# Exercise task
Check each line of the listing, and copy it if it contains the word "image".
=== Records for this exercise ===
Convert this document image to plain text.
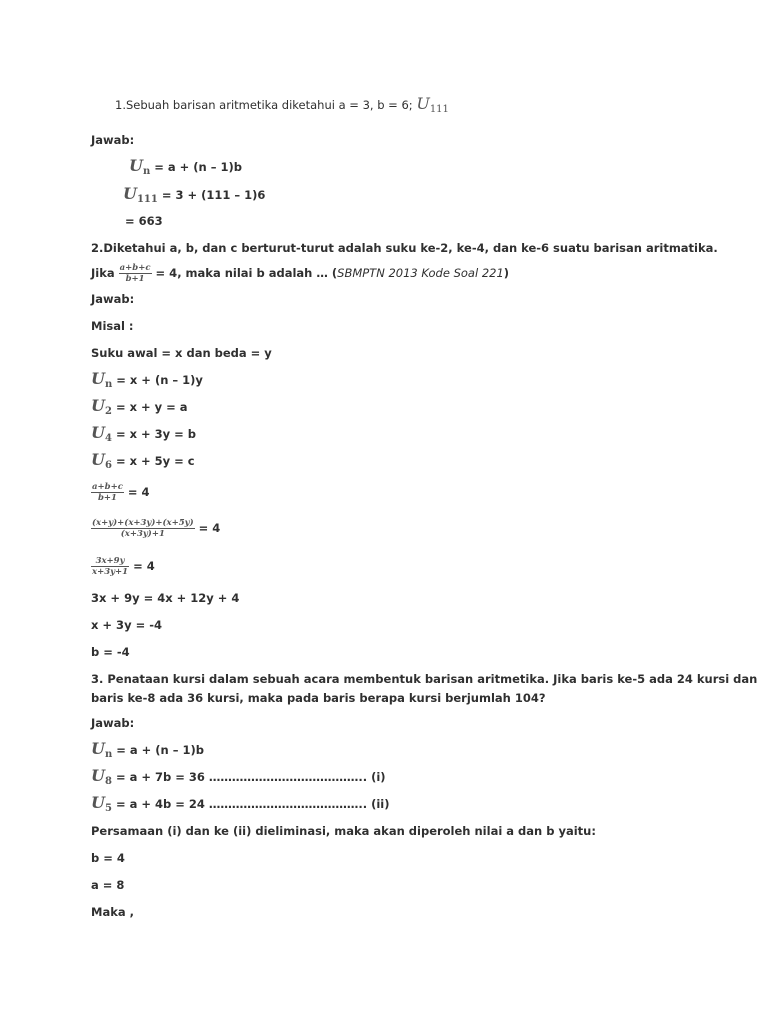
1.Sebuah barisan aritmetika diketahui a = 3, b = 6; $U_{111}$
Jawab:
$U_n = a + (n - 1)b$
$U_{111} = 3 + (111 - 1)6$
= 663
2.Diketahui a, b, dan c berturut-turut adalah suku ke-2, ke-4, dan ke-6 suatu barisan aritmatika.
Jika $\frac{a+b+c}{b+1} = 4$, maka nilai b adalah … (SBMPTN 2013 Kode Soal 221)
Jawab:
Misal :
Suku awal = x dan beda = y
$U_n = x + (n - 1)y$
$U_2 = x + y = a$
$U_4 = x + 3y = b$
$U_6 = x + 5y = c$
$\frac{a+b+c}{b+1} = 4$
$\frac{(x+y)+(x+3y)+(x+5y)}{(x+3y)+1} = 4$
$\frac{3x+9y}{x+3y+1} = 4$
3x + 9y = 4x + 12y + 4
x + 3y = -4
b = -4
3. Penataan kursi dalam sebuah acara membentuk barisan aritmetika. Jika baris ke-5 ada 24 kursi dan
baris ke-8 ada 36 kursi, maka pada baris berapa kursi berjumlah 104?
Jawab:
$U_n = a + (n - 1)b$
$U_8 = a + 7b = 36$ ………………………………….. (i)
$U_5 = a + 4b = 24$ ………………………………….. (ii)
Persamaan (i) dan ke (ii) dieliminasi, maka akan diperoleh nilai a dan b yaitu:
b = 4
a = 8
Maka ,
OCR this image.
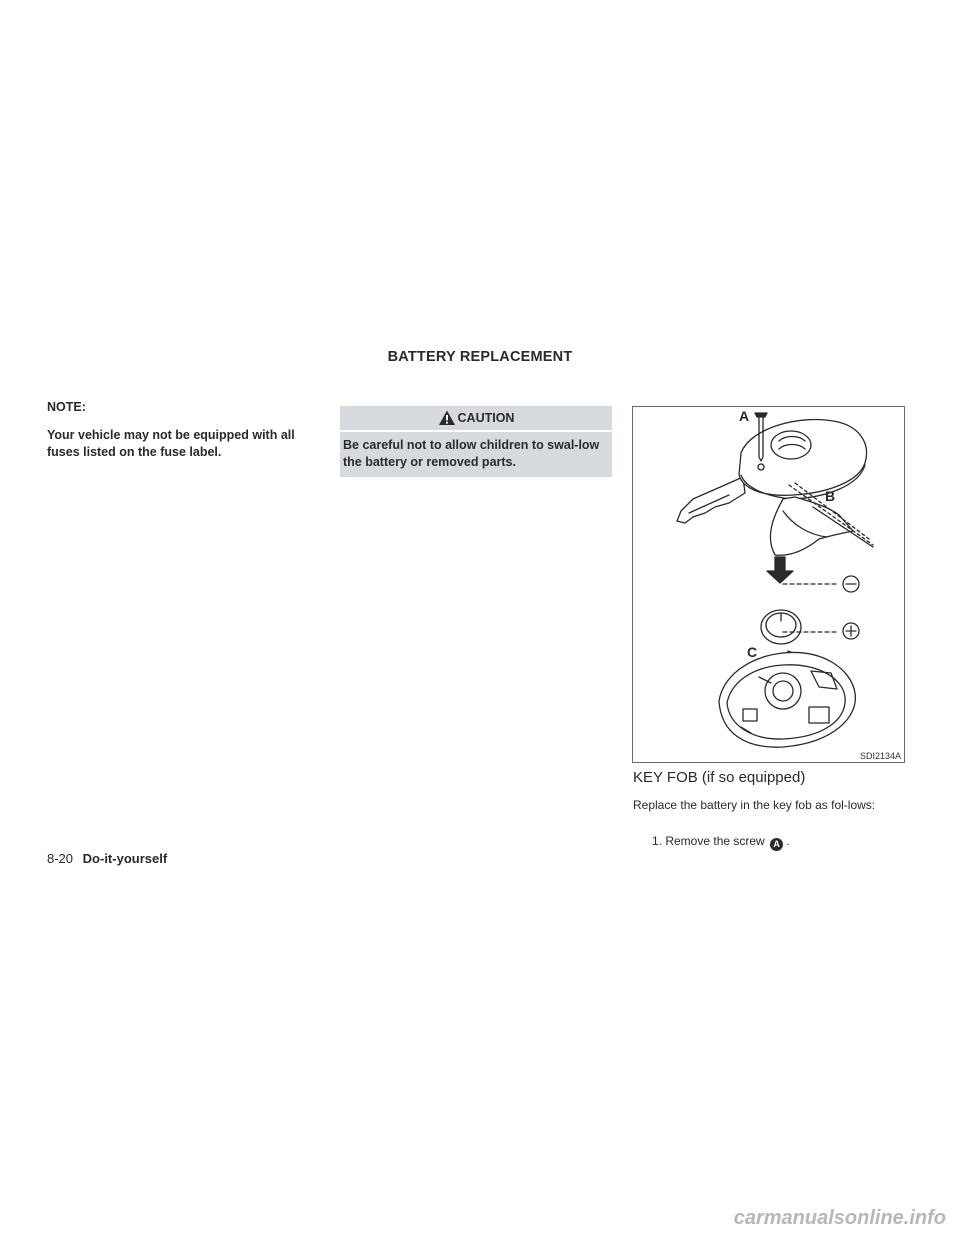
BATTERY REPLACEMENT

NOTE:

Your vehicle may not be equipped with all fuses listed on the fuse label.

CAUTION
Be careful not to allow children to swal-low the battery or removed parts.
A
B
C
SDI2134A
KEY FOB (if so equipped)

Replace the battery in the key fob as fol-lows:

1. Remove the screw A .
8-20 Do-it-yourself
carmanualsonline.info
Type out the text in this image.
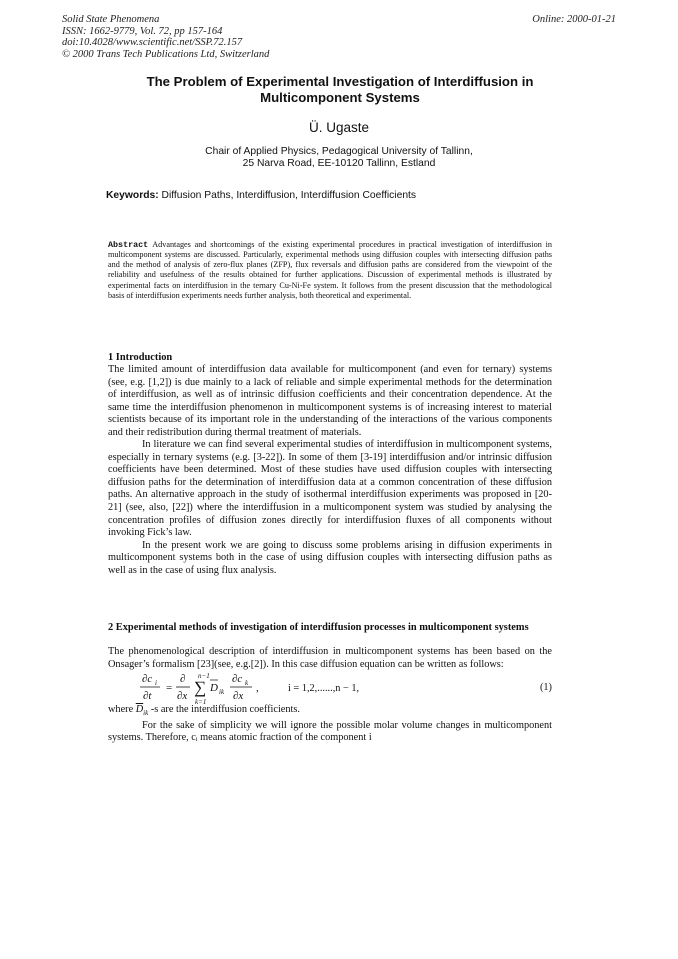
Solid State Phenomena
ISSN: 1662-9779, Vol. 72, pp 157-164
doi:10.4028/www.scientific.net/SSP.72.157
© 2000 Trans Tech Publications Ltd, Switzerland
Online: 2000-01-21
The Problem of Experimental Investigation of Interdiffusion in
Multicomponent Systems
Ü. Ugaste
Chair of Applied Physics, Pedagogical University of Tallinn,
25 Narva Road, EE-10120 Tallinn, Estland
Keywords: Diffusion Paths, Interdiffusion, Interdiffusion Coefficients
Abstract Advantages and shortcomings of the existing experimental procedures in practical investigation of interdiffusion in multicomponent systems are discussed. Particularly, experimental methods using diffusion couples with intersecting diffusion paths and the method of analysis of zero-flux planes (ZFP), flux reversals and diffusion paths are considered from the viewpoint of the reliability and usefulness of the results obtained for further applications. Discussion of experimental methods is illustrated by experimental facts on interdiffusion in the ternary Cu-Ni-Fe system. It follows from the present discussion that the methodological basis of interdiffusion experiments needs further analysis, both theoretical and experimental.
1 Introduction

The limited amount of interdiffusion data available for multicomponent (and even for ternary) systems (see, e.g. [1,2]) is due mainly to a lack of reliable and simple experimental methods for the determination of interdiffusion, as well as of intrinsic diffusion coefficients and their concentration dependence. At the same time the interdiffusion phenomenon in multicomponent systems is of increasing interest to material scientists because of its important role in the understanding of the interactions of the various components and their redistribution during thermal treatment of materials.

In literature we can find several experimental studies of interdiffusion in multicomponent systems, especially in ternary systems (e.g. [3-22]). In some of them [3-19] interdiffusion and/or intrinsic diffusion coefficients have been determined. Most of these studies have used diffusion couples with intersecting diffusion paths for the determination of interdiffusion data at a common concentration of these diffusion paths. An alternative approach in the study of isothermal interdiffusion experiments was proposed in [20-21] (see, also, [22]) where the interdiffusion in a multicomponent system was studied by analysing the concentration profiles of diffusion zones directly for interdiffusion fluxes of all components without invoking Fick’s law.

In the present work we are going to discuss some problems arising in diffusion experiments in multicomponent systems both in the case of using diffusion couples with intersecting diffusion paths as well as in the case of using flux analysis.

2 Experimental methods of investigation of interdiffusion processes in multicomponent systems
The phenomenological description of interdiffusion in multicomponent systems has been based on the Onsager’s formalism [23](see, e.g.[2]). In this case diffusion equation can be written as follows:
∂c i
∂t
=
∂
∂x
n−1
∑
k=1
D ik
∂c k
∂x
,	i = 1,2,......,n − 1,	(1)
where $\overline{D}_{ik}$ -s are the interdiffusion coefficients.

For the sake of simplicity we will ignore the possible molar volume changes in multicomponent systems. Therefore, cᵢ means atomic fraction of the component i
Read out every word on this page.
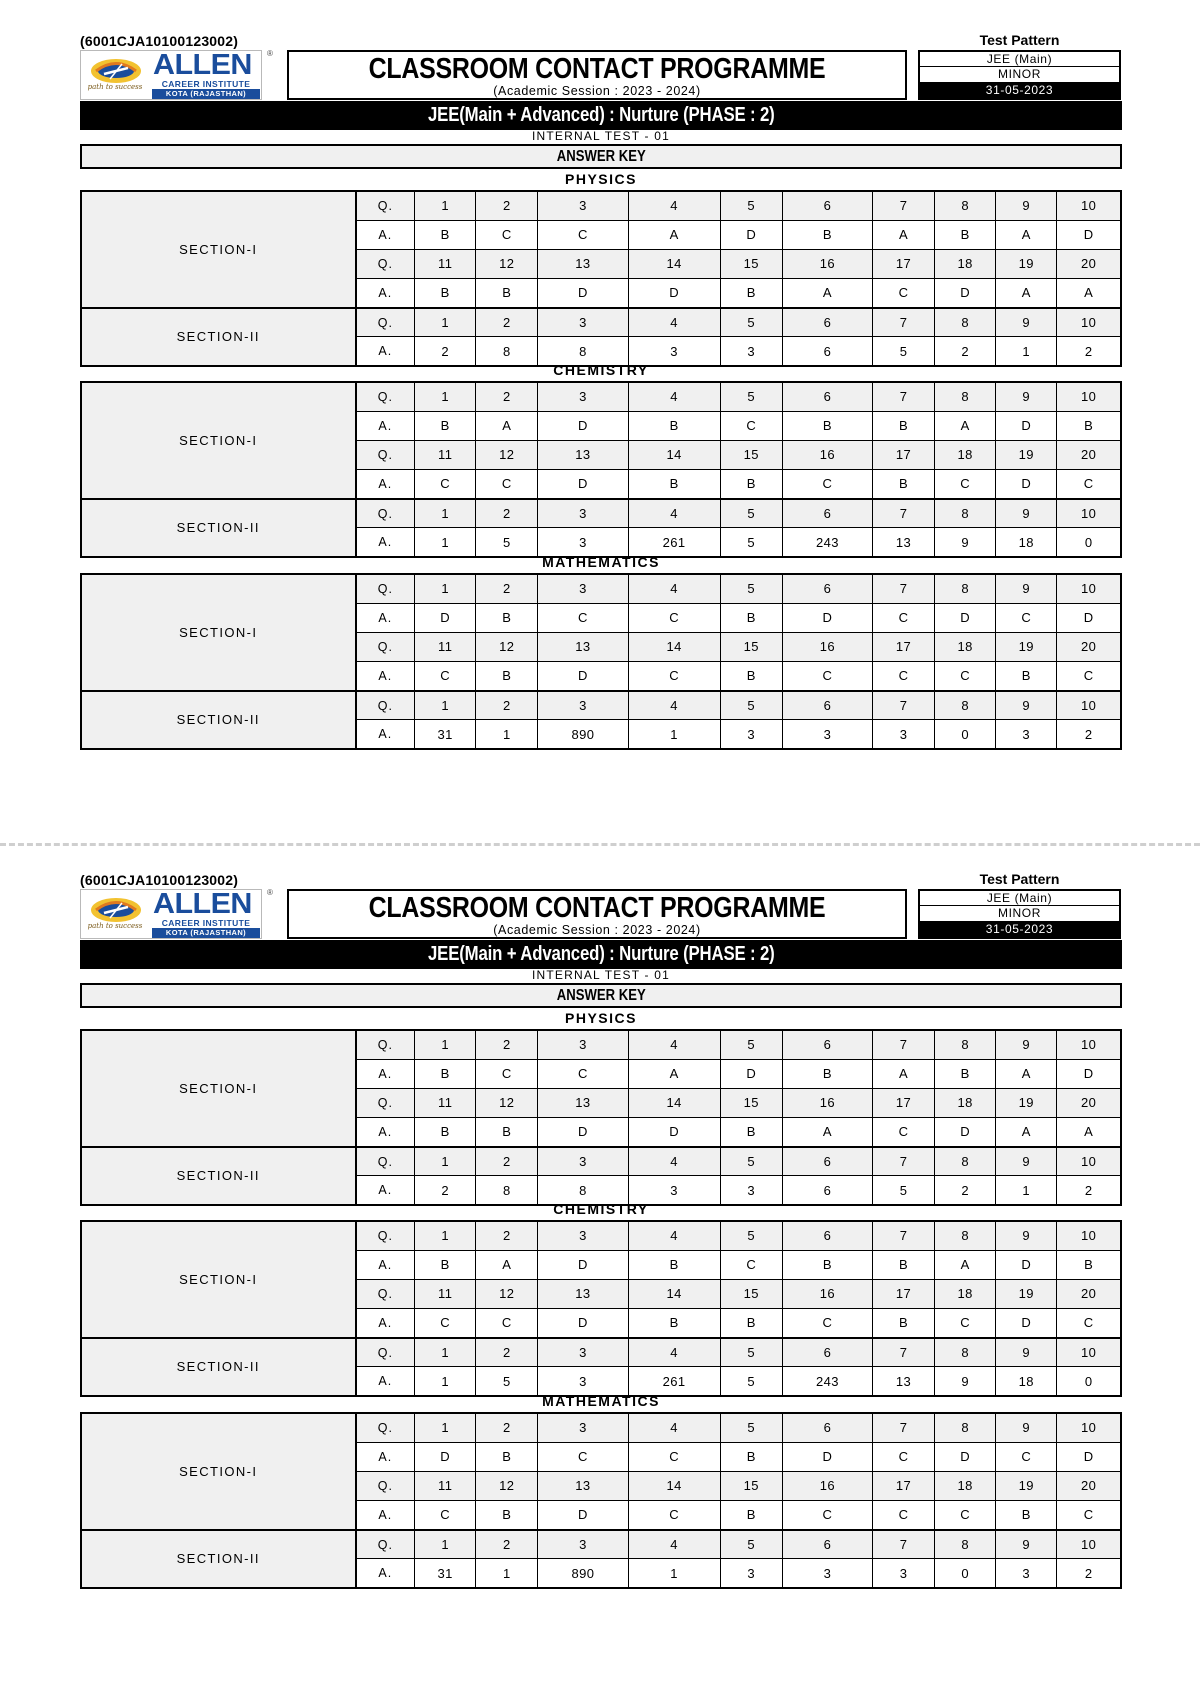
(6001CJA10100123002)
path to success
ALLEN
CAREER INSTITUTE
KOTA (RAJASTHAN)
®	CLASSROOM CONTACT PROGRAMME
(Academic Session : 2023 - 2024)
Test Pattern
JEE (Main)
MINOR
31-05-2023
JEE(Main + Advanced) : Nurture (PHASE : 2)
INTERNAL TEST - 01
ANSWER KEY
PHYSICS
SECTION-I	Q.	1	2	3	4	5	6	7	8	9	10
	A.	B	C	C	A	D	B	A	B	A	D
	Q.	11	12	13	14	15	16	17	18	19	20
	A.	B	B	D	D	B	A	C	D	A	A
SECTION-II	Q.	1	2	3	4	5	6	7	8	9	10
	A.	2	8	8	3	3	6	5	2	1	2
CHEMISTRY
SECTION-I	Q.	1	2	3	4	5	6	7	8	9	10
	A.	B	A	D	B	C	B	B	A	D	B
	Q.	11	12	13	14	15	16	17	18	19	20
	A.	C	C	D	B	B	C	B	C	D	C
SECTION-II	Q.	1	2	3	4	5	6	7	8	9	10
	A.	1	5	3	261	5	243	13	9	18	0
MATHEMATICS
SECTION-I	Q.	1	2	3	4	5	6	7	8	9	10
	A.	D	B	C	C	B	D	C	D	C	D
	Q.	11	12	13	14	15	16	17	18	19	20
	A.	C	B	D	C	B	C	C	C	B	C
SECTION-II	Q.	1	2	3	4	5	6	7	8	9	10
	A.	31	1	890	1	3	3	3	0	3	2
(6001CJA10100123002)
path to success
ALLEN
CAREER INSTITUTE
KOTA (RAJASTHAN)
®	CLASSROOM CONTACT PROGRAMME
(Academic Session : 2023 - 2024)
Test Pattern
JEE (Main)
MINOR
31-05-2023
JEE(Main + Advanced) : Nurture (PHASE : 2)
INTERNAL TEST - 01
ANSWER KEY
PHYSICS
SECTION-I	Q.	1	2	3	4	5	6	7	8	9	10
	A.	B	C	C	A	D	B	A	B	A	D
	Q.	11	12	13	14	15	16	17	18	19	20
	A.	B	B	D	D	B	A	C	D	A	A
SECTION-II	Q.	1	2	3	4	5	6	7	8	9	10
	A.	2	8	8	3	3	6	5	2	1	2
CHEMISTRY
SECTION-I	Q.	1	2	3	4	5	6	7	8	9	10
	A.	B	A	D	B	C	B	B	A	D	B
	Q.	11	12	13	14	15	16	17	18	19	20
	A.	C	C	D	B	B	C	B	C	D	C
SECTION-II	Q.	1	2	3	4	5	6	7	8	9	10
	A.	1	5	3	261	5	243	13	9	18	0
MATHEMATICS
SECTION-I	Q.	1	2	3	4	5	6	7	8	9	10
	A.	D	B	C	C	B	D	C	D	C	D
	Q.	11	12	13	14	15	16	17	18	19	20
	A.	C	B	D	C	B	C	C	C	B	C
SECTION-II	Q.	1	2	3	4	5	6	7	8	9	10
	A.	31	1	890	1	3	3	3	0	3	2
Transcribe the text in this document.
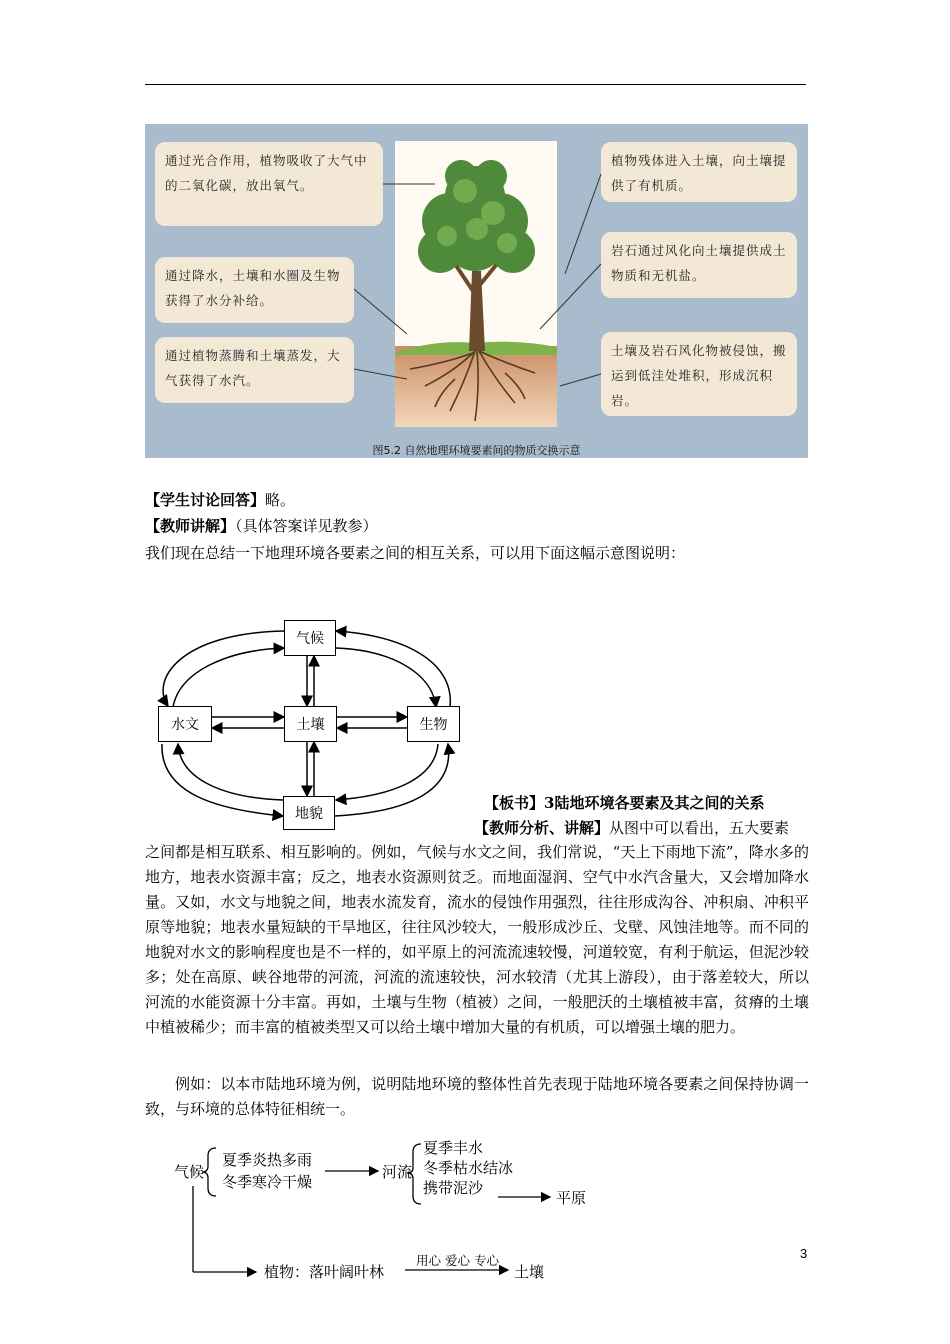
通过光合作用，植物吸收了大气中的二氧化碳，放出氧气。
通过降水，土壤和水圈及生物获得了水分补给。
通过植物蒸腾和土壤蒸发，大气获得了水汽。
植物残体进入土壤，向土壤提供了有机质。
岩石通过风化向土壤提供成土物质和无机盐。
土壤及岩石风化物被侵蚀，搬运到低洼处堆积，形成沉积岩。
图5.2 自然地理环境要素间的物质交换示意
【学生讨论回答】略。
【教师讲解】（具体答案详见教参）
我们现在总结一下地理环境各要素之间的相互关系，可以用下面这幅示意图说明：
气候
水文	土壤	生物
地貌
【板书】3陆地环境各要素及其之间的关系
【教师分析、讲解】从图中可以看出，五大要素
之间都是相互联系、相互影响的。例如，气候与水文之间，我们常说，“天上下雨地下流”，降水多的地方，地表水资源丰富；反之，地表水资源则贫乏。而地面湿润、空气中水汽含量大，又会增加降水量。又如，水文与地貌之间，地表水流发育，流水的侵蚀作用强烈，往往形成沟谷、冲积扇、冲积平原等地貌；地表水量短缺的干旱地区，往往风沙较大，一般形成沙丘、戈壁、风蚀洼地等。而不同的地貌对水文的影响程度也是不一样的，如平原上的河流流速较慢，河道较宽，有利于航运，但泥沙较多；处在高原、峡谷地带的河流，河流的流速较快，河水较清（尤其上游段），由于落差较大，所以河流的水能资源十分丰富。再如，土壤与生物（植被）之间，一般肥沃的土壤植被丰富，贫瘠的土壤中植被稀少；而丰富的植被类型又可以给土壤中增加大量的有机质，可以增强土壤的肥力。
例如：以本市陆地环境为例，说明陆地环境的整体性首先表现于陆地环境各要素之间保持协调一致，与环境的总体特征相统一。
气候
夏季炎热多雨
冬季寒冷干燥
河流
夏季丰水
冬季枯水结冰
携带泥沙
平原
植物：落叶阔叶林
用心 爱心 专心
土壤
3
===
# Task response
Convert this document image to plain text.
OCR this image.
Type out the text in this image.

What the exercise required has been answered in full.